→ **Instruction**
Return all of the data exactly as given.
Begin
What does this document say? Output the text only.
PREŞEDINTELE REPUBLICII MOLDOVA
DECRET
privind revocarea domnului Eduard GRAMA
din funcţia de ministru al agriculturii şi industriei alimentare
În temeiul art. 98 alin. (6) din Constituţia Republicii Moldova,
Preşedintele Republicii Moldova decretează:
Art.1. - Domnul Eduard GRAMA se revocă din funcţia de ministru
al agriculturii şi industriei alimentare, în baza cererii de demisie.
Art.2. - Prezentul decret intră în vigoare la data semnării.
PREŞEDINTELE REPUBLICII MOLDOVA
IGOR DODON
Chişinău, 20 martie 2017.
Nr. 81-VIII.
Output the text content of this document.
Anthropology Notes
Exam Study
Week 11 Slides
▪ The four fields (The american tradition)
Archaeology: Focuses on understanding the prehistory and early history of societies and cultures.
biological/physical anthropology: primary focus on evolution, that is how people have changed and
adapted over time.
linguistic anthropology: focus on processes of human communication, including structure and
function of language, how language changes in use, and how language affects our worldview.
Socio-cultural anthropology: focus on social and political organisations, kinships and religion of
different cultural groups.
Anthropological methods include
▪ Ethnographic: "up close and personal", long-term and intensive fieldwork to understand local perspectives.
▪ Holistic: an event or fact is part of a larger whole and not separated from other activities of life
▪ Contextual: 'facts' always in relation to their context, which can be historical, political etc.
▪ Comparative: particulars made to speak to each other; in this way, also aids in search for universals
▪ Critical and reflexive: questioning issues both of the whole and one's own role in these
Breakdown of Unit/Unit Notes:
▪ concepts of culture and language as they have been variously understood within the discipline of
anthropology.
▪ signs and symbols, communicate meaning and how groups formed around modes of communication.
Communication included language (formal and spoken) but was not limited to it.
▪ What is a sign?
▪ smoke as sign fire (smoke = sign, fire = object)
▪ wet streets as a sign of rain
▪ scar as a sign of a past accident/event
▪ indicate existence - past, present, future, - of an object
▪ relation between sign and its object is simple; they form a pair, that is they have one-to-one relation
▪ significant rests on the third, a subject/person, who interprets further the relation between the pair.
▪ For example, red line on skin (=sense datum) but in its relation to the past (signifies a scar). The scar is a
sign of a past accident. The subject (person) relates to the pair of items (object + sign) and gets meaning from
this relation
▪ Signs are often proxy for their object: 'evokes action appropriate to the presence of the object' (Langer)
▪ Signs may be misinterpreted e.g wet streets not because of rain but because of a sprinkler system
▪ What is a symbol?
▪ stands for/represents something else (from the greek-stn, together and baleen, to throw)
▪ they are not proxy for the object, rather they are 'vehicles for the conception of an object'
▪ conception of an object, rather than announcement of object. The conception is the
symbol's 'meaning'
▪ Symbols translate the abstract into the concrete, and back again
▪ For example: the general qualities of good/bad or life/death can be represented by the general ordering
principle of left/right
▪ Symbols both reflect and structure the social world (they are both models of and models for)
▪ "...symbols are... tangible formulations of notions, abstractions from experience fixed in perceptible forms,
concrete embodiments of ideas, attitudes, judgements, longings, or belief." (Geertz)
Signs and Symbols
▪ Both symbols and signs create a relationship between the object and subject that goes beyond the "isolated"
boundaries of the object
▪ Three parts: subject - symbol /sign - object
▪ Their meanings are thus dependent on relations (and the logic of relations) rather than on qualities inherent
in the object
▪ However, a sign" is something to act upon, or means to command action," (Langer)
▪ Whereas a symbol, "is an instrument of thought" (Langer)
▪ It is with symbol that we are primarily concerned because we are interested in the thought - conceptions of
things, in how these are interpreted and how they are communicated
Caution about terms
End
→ **Full output**
What does this document say? Output the text only.
PREŞEDINTELE REPUBLICII MOLDOVA
DECRET
privind revocarea domnului Eduard GRAMA
din funcţia de ministru al agriculturii şi industriei alimentare
În temeiul art. 98 alin. (6) din Constituţia Republicii Moldova,
Preşedintele Republicii Moldova decretează:
Art.1. - Domnul Eduard GRAMA se revocă din funcţia de ministru
al agriculturii şi industriei alimentare, în baza cererii de demisie.
Art.2. - Prezentul decret intră în vigoare la data semnării.
PREŞEDINTELE REPUBLICII MOLDOVA
IGOR DODON
Chişinău, 20 martie 2017.
Nr. 81-VIII.
Output the text content of this document.
Anthropology Notes
Exam Study
Week 11 Slides
▪ The four fields (The american tradition)
Archaeology: Focuses on understanding the prehistory and early history of societies and cultures.
biological/physical anthropology: primary focus on evolution, that is how people have changed and
adapted over time.
linguistic anthropology: focus on processes of human communication, including structure and
function of language, how language changes in use, and how language affects our worldview.
Socio-cultural anthropology: focus on social and political organisations, kinships and religion of
different cultural groups.
Anthropological methods include
▪ Ethnographic: "up close and personal", long-term and intensive fieldwork to understand local perspectives.
▪ Holistic: an event or fact is part of a larger whole and not separated from other activities of life
▪ Contextual: 'facts' always in relation to their context, which can be historical, political etc.
▪ Comparative: particulars made to speak to each other; in this way, also aids in search for universals
▪ Critical and reflexive: questioning issues both of the whole and one's own role in these
Breakdown of Unit/Unit Notes:
▪ concepts of culture and language as they have been variously understood within the discipline of
anthropology.
▪ signs and symbols, communicate meaning and how groups formed around modes of communication.
Communication included language (formal and spoken) but was not limited to it.
▪ What is a sign?
▪ smoke as sign fire (smoke = sign, fire = object)
▪ wet streets as a sign of rain
▪ scar as a sign of a past accident/event
▪ indicate existence - past, present, future, - of an object
▪ relation between sign and its object is simple; they form a pair, that is they have one-to-one relation
▪ significant rests on the third, a subject/person, who interprets further the relation between the pair.
▪ For example, red line on skin (=sense datum) but in its relation to the past (signifies a scar). The scar is a
sign of a past accident. The subject (person) relates to the pair of items (object + sign) and gets meaning from
this relation
▪ Signs are often proxy for their object: 'evokes action appropriate to the presence of the object' (Langer)
▪ Signs may be misinterpreted e.g wet streets not because of rain but because of a sprinkler system
▪ What is a symbol?
▪ stands for/represents something else (from the greek-stn, together and baleen, to throw)
▪ they are not proxy for the object, rather they are 'vehicles for the conception of an object'
▪ conception of an object, rather than announcement of object. The conception is the
symbol's 'meaning'
▪ Symbols translate the abstract into the concrete, and back again
▪ For example: the general qualities of good/bad or life/death can be represented by the general ordering
principle of left/right
▪ Symbols both reflect and structure the social world (they are both models of and models for)
▪ "...symbols are... tangible formulations of notions, abstractions from experience fixed in perceptible forms,
concrete embodiments of ideas, attitudes, judgements, longings, or belief." (Geertz)
Signs and Symbols
▪ Both symbols and signs create a relationship between the object and subject that goes beyond the "isolated"
boundaries of the object
▪ Three parts: subject - symbol /sign - object
▪ Their meanings are thus dependent on relations (and the logic of relations) rather than on qualities inherent
in the object
▪ However, a sign" is something to act upon, or means to command action," (Langer)
▪ Whereas a symbol, "is an instrument of thought" (Langer)
▪ It is with symbol that we are primarily concerned because we are interested in the thought - conceptions of
things, in how these are interpreted and how they are communicated
Caution about terms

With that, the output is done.